::: PROVIDED ENTRIES

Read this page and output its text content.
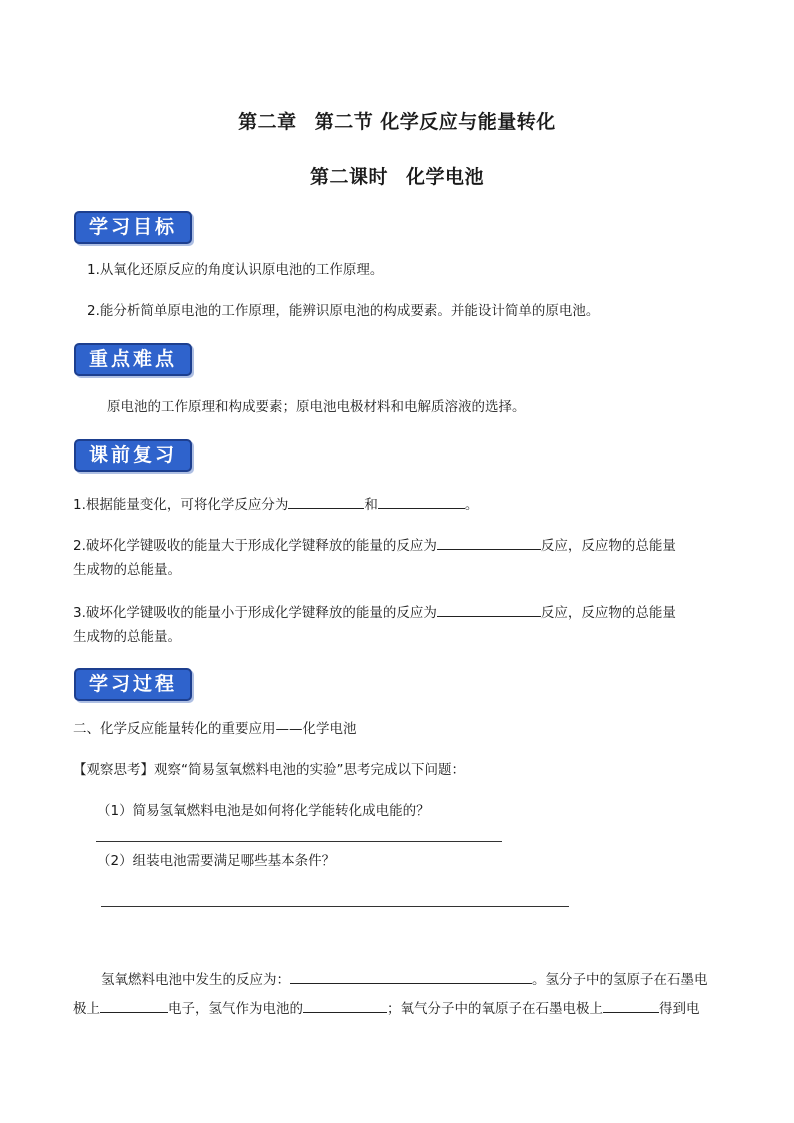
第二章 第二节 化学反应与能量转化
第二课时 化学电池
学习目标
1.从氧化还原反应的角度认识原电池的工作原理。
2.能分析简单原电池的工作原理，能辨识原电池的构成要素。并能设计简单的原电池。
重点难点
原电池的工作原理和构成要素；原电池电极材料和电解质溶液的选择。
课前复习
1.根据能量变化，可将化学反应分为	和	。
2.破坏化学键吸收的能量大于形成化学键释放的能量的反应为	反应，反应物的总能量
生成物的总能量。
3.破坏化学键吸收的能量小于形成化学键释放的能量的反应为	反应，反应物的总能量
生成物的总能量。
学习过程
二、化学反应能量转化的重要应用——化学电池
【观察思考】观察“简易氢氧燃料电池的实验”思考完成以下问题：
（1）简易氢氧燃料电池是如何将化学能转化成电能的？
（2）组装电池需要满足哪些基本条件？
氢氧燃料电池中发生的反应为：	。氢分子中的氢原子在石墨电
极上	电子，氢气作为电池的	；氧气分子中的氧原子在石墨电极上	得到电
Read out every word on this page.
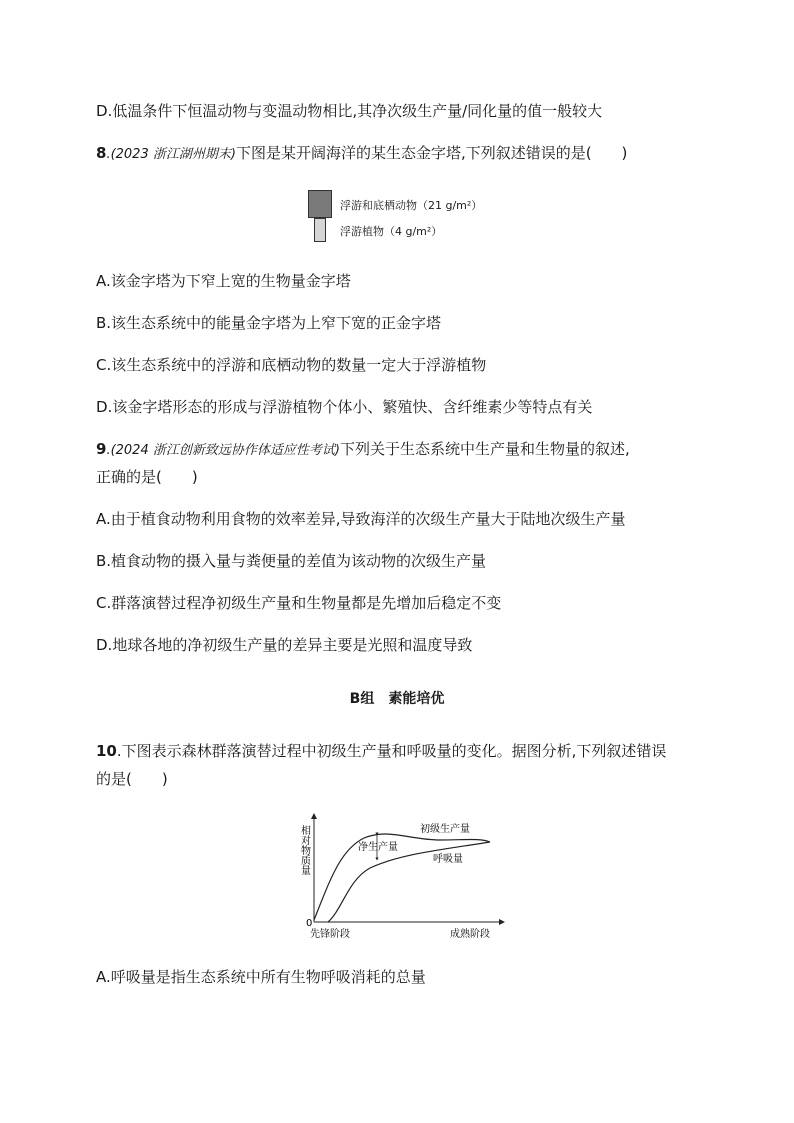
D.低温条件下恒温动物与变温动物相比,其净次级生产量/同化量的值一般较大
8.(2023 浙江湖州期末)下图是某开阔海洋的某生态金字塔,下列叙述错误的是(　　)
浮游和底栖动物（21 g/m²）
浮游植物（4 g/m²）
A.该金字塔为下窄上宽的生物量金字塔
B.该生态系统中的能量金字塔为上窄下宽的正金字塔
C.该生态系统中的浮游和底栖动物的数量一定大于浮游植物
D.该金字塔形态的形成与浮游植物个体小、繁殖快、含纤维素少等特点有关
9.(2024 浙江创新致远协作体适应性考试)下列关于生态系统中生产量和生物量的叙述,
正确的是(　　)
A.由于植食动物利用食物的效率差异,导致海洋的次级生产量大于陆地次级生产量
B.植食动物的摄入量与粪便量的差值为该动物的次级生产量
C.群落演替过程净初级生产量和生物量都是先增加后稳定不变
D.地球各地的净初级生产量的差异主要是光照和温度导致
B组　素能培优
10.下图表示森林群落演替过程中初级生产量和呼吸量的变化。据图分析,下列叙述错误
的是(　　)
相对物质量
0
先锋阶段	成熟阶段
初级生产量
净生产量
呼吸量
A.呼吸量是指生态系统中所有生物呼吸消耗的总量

::::::
::: PROVIDED ENTRIES

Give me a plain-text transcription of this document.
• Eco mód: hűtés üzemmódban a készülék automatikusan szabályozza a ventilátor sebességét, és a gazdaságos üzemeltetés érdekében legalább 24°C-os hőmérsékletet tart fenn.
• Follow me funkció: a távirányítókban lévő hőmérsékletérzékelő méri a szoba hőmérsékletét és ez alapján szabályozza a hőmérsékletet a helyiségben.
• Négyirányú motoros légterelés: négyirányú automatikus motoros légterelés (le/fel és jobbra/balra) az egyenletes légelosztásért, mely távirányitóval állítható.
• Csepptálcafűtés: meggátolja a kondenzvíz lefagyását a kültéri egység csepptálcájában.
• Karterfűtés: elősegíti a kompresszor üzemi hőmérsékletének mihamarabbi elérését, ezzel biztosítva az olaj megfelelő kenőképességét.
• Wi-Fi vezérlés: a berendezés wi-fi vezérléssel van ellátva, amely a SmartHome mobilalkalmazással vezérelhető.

::::::

- _CHALLENGE_: Extract every line that has the string "hőmérsékletet" in it.

- _CORRECT RESPONSE_:
• Eco mód: hűtés üzemmódban a készülék automatikusan szabályozza a ventilátor sebességét, és a gazdaságos üzemeltetés érdekében legalább 24°C-os hőmérsékletet tart fenn.
• Follow me funkció: a távirányítókban lévő hőmérsékletérzékelő méri a szoba hőmérsékletét és ez alapján szabályozza a hőmérsékletet a helyiségben.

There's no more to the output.